→ Working data
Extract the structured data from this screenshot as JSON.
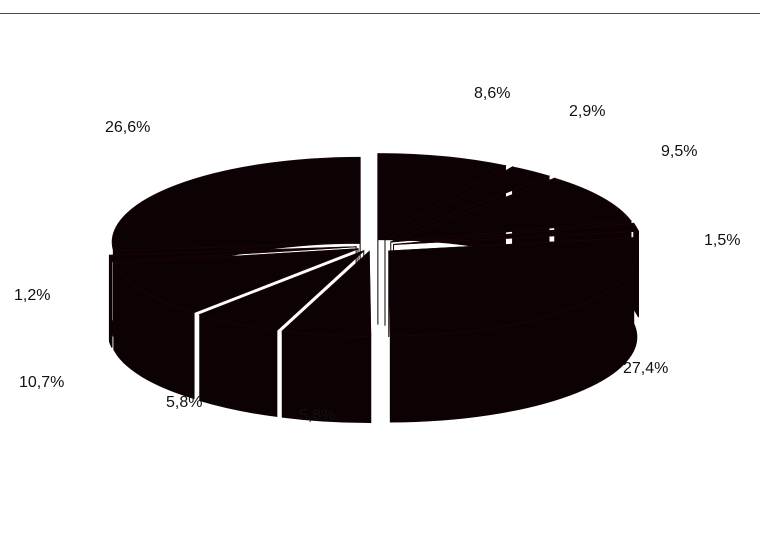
{
  "chart_data": {
    "type": "pie",
    "style": "3d-exploded",
    "slice_color": "#0d0203",
    "values": [
      8.6,
      2.9,
      9.5,
      1.5,
      27.4,
      5.8,
      5.8,
      10.7,
      1.2,
      26.6
    ],
    "labels": [
      "8,6%",
      "2,9%",
      "9,5%",
      "1,5%",
      "27,4%",
      "5,8%",
      "5,8%",
      "10,7%",
      "1,2%",
      "26,6%"
    ]
  }
}
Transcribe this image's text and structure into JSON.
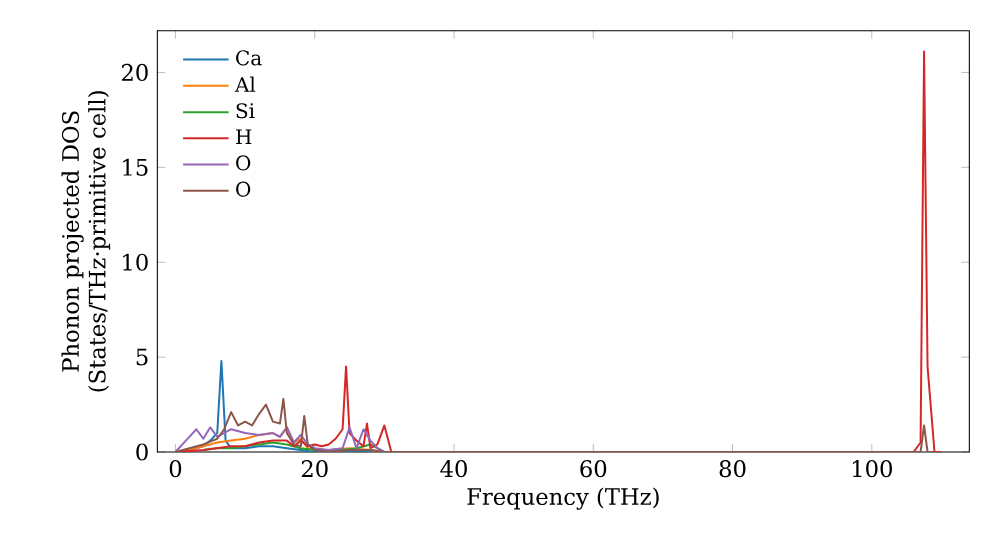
{
  "chart_data": {
    "type": "line",
    "xlabel": "Frequency (THz)",
    "ylabel": "Phonon projected DOS (States/THz·primitive cell)",
    "xlim": [
      -2.6,
      114
    ],
    "ylim": [
      0,
      22.2
    ],
    "xticks": [
      0,
      20,
      40,
      60,
      80,
      100
    ],
    "yticks": [
      0,
      5,
      10,
      15,
      20
    ],
    "legend": "top left",
    "series": [
      {
        "name": "Ca",
        "color": "#1f77b4",
        "x": [
          0,
          2,
          4,
          5,
          6,
          6.6,
          7.2,
          8,
          10,
          12,
          14,
          16,
          18,
          20,
          25,
          30,
          31
        ],
        "values": [
          0,
          0.1,
          0.3,
          0.6,
          1.0,
          4.8,
          0.6,
          0.2,
          0.2,
          0.3,
          0.3,
          0.2,
          0.1,
          0,
          0,
          0,
          0
        ]
      },
      {
        "name": "Al",
        "color": "#ff7f0e",
        "x": [
          0,
          2,
          4,
          6,
          8,
          10,
          12,
          14,
          15,
          16,
          17,
          18,
          19,
          20,
          22,
          25,
          28,
          30
        ],
        "values": [
          0,
          0.1,
          0.3,
          0.5,
          0.6,
          0.7,
          0.9,
          1.0,
          0.8,
          1.3,
          0.5,
          0.7,
          0.2,
          0.1,
          0.1,
          0.2,
          0.1,
          0
        ]
      },
      {
        "name": "Si",
        "color": "#2ca02c",
        "x": [
          4,
          6,
          8,
          10,
          12,
          14,
          16,
          18,
          20,
          24,
          26,
          28,
          30
        ],
        "values": [
          0.1,
          0.2,
          0.2,
          0.3,
          0.4,
          0.5,
          0.4,
          0.2,
          0.1,
          0.1,
          0.2,
          0.4,
          0
        ]
      },
      {
        "name": "H",
        "color": "#d62728",
        "x": [
          0,
          4,
          8,
          10,
          12,
          14,
          16,
          17,
          18,
          19,
          20,
          21,
          22,
          23,
          24,
          24.5,
          25,
          26,
          27,
          27.5,
          28,
          29,
          30,
          31,
          106,
          107,
          107.5,
          108,
          109,
          110
        ],
        "values": [
          0,
          0.1,
          0.3,
          0.3,
          0.5,
          0.6,
          0.6,
          0.3,
          0.6,
          0.3,
          0.4,
          0.3,
          0.4,
          0.7,
          1.2,
          4.5,
          1.0,
          0.6,
          0.3,
          1.5,
          0.2,
          0.4,
          1.4,
          0,
          0,
          0.5,
          21.1,
          4.5,
          0,
          0
        ]
      },
      {
        "name": "O",
        "color": "#9467bd",
        "x": [
          0,
          1,
          2,
          3,
          4,
          5,
          6,
          7,
          8,
          10,
          12,
          14,
          15,
          16,
          17,
          18,
          19,
          20,
          22,
          24,
          25,
          26,
          27,
          28,
          29,
          30
        ],
        "values": [
          0,
          0.4,
          0.8,
          1.2,
          0.7,
          1.3,
          0.8,
          1.0,
          1.2,
          1.0,
          0.9,
          1.0,
          0.8,
          1.3,
          0.5,
          0.9,
          0.4,
          0.2,
          0.1,
          0.2,
          1.3,
          0.2,
          1.2,
          0.6,
          0.2,
          0
        ]
      },
      {
        "name": "O",
        "color": "#8c564b",
        "x": [
          0,
          2,
          4,
          6,
          7,
          8,
          9,
          10,
          11,
          12,
          13,
          14,
          15,
          15.5,
          16,
          17,
          18,
          18.5,
          19,
          20,
          22,
          25,
          28,
          30,
          106,
          107,
          107.5,
          108,
          109
        ],
        "values": [
          0,
          0.2,
          0.4,
          0.7,
          1.2,
          2.1,
          1.4,
          1.6,
          1.4,
          2.0,
          2.5,
          1.6,
          1.5,
          2.8,
          1.0,
          0.4,
          0.3,
          1.9,
          0.4,
          0.1,
          0,
          0.1,
          0.1,
          0,
          0,
          0,
          1.4,
          0,
          0
        ]
      }
    ]
  }
}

→ Aim
Find and count the lines of the data that include the string "this", and report that figure by itself.

→ Final answer
2